What to work on
Copy every entry exactly as given, minus the images.
┌─ Records shown
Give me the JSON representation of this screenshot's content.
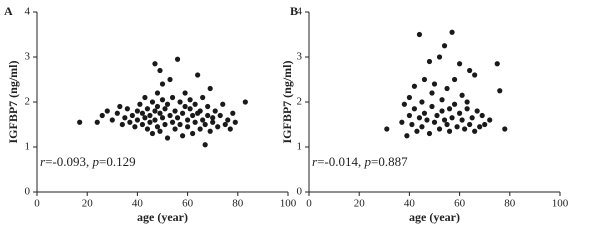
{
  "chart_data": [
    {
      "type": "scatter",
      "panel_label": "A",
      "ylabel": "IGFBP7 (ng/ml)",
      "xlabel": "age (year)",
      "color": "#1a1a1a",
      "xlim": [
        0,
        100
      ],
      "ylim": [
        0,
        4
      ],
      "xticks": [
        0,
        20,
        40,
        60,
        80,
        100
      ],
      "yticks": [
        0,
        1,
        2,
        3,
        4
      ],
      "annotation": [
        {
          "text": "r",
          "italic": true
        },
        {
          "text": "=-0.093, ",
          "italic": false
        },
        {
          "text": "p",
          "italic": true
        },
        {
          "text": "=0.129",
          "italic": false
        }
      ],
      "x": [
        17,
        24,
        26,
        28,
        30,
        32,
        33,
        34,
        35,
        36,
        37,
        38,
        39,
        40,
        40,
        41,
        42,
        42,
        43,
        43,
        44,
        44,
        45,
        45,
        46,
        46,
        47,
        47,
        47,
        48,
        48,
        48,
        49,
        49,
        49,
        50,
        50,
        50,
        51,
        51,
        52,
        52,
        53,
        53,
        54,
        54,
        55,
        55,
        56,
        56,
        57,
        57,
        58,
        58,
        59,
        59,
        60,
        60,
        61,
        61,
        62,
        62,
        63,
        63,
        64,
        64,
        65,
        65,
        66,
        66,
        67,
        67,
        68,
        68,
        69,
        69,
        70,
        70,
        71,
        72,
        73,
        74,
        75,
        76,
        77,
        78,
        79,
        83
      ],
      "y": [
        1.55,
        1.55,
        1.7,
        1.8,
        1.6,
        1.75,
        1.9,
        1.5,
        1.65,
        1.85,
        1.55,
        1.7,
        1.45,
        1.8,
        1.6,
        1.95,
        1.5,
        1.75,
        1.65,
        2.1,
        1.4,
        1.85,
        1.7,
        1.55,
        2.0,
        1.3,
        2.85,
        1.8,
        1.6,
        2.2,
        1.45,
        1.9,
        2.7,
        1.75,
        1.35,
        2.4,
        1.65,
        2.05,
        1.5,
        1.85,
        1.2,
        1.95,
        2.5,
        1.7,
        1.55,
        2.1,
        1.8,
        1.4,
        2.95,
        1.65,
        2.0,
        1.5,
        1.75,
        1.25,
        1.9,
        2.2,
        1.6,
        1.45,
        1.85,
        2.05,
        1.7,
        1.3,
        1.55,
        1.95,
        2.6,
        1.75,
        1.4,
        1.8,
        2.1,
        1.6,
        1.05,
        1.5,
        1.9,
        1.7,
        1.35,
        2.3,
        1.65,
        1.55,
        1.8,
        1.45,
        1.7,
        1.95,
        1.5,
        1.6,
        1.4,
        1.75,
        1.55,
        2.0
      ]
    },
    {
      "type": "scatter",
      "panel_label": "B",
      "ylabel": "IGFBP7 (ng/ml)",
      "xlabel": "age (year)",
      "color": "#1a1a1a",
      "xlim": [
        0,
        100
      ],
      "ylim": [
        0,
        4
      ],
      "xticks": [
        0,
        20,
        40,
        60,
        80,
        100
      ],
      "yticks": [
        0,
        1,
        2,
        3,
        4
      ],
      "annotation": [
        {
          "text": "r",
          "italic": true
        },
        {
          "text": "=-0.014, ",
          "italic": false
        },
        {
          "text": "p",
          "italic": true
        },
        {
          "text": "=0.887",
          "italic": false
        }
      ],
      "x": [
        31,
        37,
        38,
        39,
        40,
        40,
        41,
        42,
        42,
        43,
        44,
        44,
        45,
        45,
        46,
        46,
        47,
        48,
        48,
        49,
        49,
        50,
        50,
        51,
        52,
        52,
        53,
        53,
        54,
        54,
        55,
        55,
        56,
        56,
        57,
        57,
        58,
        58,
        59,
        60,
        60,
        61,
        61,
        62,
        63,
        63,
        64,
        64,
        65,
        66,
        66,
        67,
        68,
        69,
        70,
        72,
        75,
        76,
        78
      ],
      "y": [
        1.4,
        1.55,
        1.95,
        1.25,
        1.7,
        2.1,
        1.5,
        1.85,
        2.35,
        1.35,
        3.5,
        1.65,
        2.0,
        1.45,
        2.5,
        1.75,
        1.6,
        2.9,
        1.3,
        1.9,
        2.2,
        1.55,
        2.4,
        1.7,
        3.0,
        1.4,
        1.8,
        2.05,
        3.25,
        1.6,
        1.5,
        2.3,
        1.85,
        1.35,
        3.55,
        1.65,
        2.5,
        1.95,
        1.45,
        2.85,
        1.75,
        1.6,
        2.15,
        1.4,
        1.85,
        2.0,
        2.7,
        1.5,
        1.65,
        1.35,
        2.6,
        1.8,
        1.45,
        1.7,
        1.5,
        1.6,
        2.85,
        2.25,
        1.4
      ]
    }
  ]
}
└─
Answer for the task
Give me the JSON representation of this screenshot's content.
{
  "chart_data": [
    {
      "type": "scatter",
      "panel_label": "A",
      "ylabel": "IGFBP7 (ng/ml)",
      "xlabel": "age (year)",
      "color": "#1a1a1a",
      "xlim": [
        0,
        100
      ],
      "ylim": [
        0,
        4
      ],
      "xticks": [
        0,
        20,
        40,
        60,
        80,
        100
      ],
      "yticks": [
        0,
        1,
        2,
        3,
        4
      ],
      "annotation": [
        {
          "text": "r",
          "italic": true
        },
        {
          "text": "=-0.093, ",
          "italic": false
        },
        {
          "text": "p",
          "italic": true
        },
        {
          "text": "=0.129",
          "italic": false
        }
      ],
      "x": [
        17,
        24,
        26,
        28,
        30,
        32,
        33,
        34,
        35,
        36,
        37,
        38,
        39,
        40,
        40,
        41,
        42,
        42,
        43,
        43,
        44,
        44,
        45,
        45,
        46,
        46,
        47,
        47,
        47,
        48,
        48,
        48,
        49,
        49,
        49,
        50,
        50,
        50,
        51,
        51,
        52,
        52,
        53,
        53,
        54,
        54,
        55,
        55,
        56,
        56,
        57,
        57,
        58,
        58,
        59,
        59,
        60,
        60,
        61,
        61,
        62,
        62,
        63,
        63,
        64,
        64,
        65,
        65,
        66,
        66,
        67,
        67,
        68,
        68,
        69,
        69,
        70,
        70,
        71,
        72,
        73,
        74,
        75,
        76,
        77,
        78,
        79,
        83
      ],
      "y": [
        1.55,
        1.55,
        1.7,
        1.8,
        1.6,
        1.75,
        1.9,
        1.5,
        1.65,
        1.85,
        1.55,
        1.7,
        1.45,
        1.8,
        1.6,
        1.95,
        1.5,
        1.75,
        1.65,
        2.1,
        1.4,
        1.85,
        1.7,
        1.55,
        2.0,
        1.3,
        2.85,
        1.8,
        1.6,
        2.2,
        1.45,
        1.9,
        2.7,
        1.75,
        1.35,
        2.4,
        1.65,
        2.05,
        1.5,
        1.85,
        1.2,
        1.95,
        2.5,
        1.7,
        1.55,
        2.1,
        1.8,
        1.4,
        2.95,
        1.65,
        2.0,
        1.5,
        1.75,
        1.25,
        1.9,
        2.2,
        1.6,
        1.45,
        1.85,
        2.05,
        1.7,
        1.3,
        1.55,
        1.95,
        2.6,
        1.75,
        1.4,
        1.8,
        2.1,
        1.6,
        1.05,
        1.5,
        1.9,
        1.7,
        1.35,
        2.3,
        1.65,
        1.55,
        1.8,
        1.45,
        1.7,
        1.95,
        1.5,
        1.6,
        1.4,
        1.75,
        1.55,
        2.0
      ]
    },
    {
      "type": "scatter",
      "panel_label": "B",
      "ylabel": "IGFBP7 (ng/ml)",
      "xlabel": "age (year)",
      "color": "#1a1a1a",
      "xlim": [
        0,
        100
      ],
      "ylim": [
        0,
        4
      ],
      "xticks": [
        0,
        20,
        40,
        60,
        80,
        100
      ],
      "yticks": [
        0,
        1,
        2,
        3,
        4
      ],
      "annotation": [
        {
          "text": "r",
          "italic": true
        },
        {
          "text": "=-0.014, ",
          "italic": false
        },
        {
          "text": "p",
          "italic": true
        },
        {
          "text": "=0.887",
          "italic": false
        }
      ],
      "x": [
        31,
        37,
        38,
        39,
        40,
        40,
        41,
        42,
        42,
        43,
        44,
        44,
        45,
        45,
        46,
        46,
        47,
        48,
        48,
        49,
        49,
        50,
        50,
        51,
        52,
        52,
        53,
        53,
        54,
        54,
        55,
        55,
        56,
        56,
        57,
        57,
        58,
        58,
        59,
        60,
        60,
        61,
        61,
        62,
        63,
        63,
        64,
        64,
        65,
        66,
        66,
        67,
        68,
        69,
        70,
        72,
        75,
        76,
        78
      ],
      "y": [
        1.4,
        1.55,
        1.95,
        1.25,
        1.7,
        2.1,
        1.5,
        1.85,
        2.35,
        1.35,
        3.5,
        1.65,
        2.0,
        1.45,
        2.5,
        1.75,
        1.6,
        2.9,
        1.3,
        1.9,
        2.2,
        1.55,
        2.4,
        1.7,
        3.0,
        1.4,
        1.8,
        2.05,
        3.25,
        1.6,
        1.5,
        2.3,
        1.85,
        1.35,
        3.55,
        1.65,
        2.5,
        1.95,
        1.45,
        2.85,
        1.75,
        1.6,
        2.15,
        1.4,
        1.85,
        2.0,
        2.7,
        1.5,
        1.65,
        1.35,
        2.6,
        1.8,
        1.45,
        1.7,
        1.5,
        1.6,
        2.85,
        2.25,
        1.4
      ]
    }
  ]
}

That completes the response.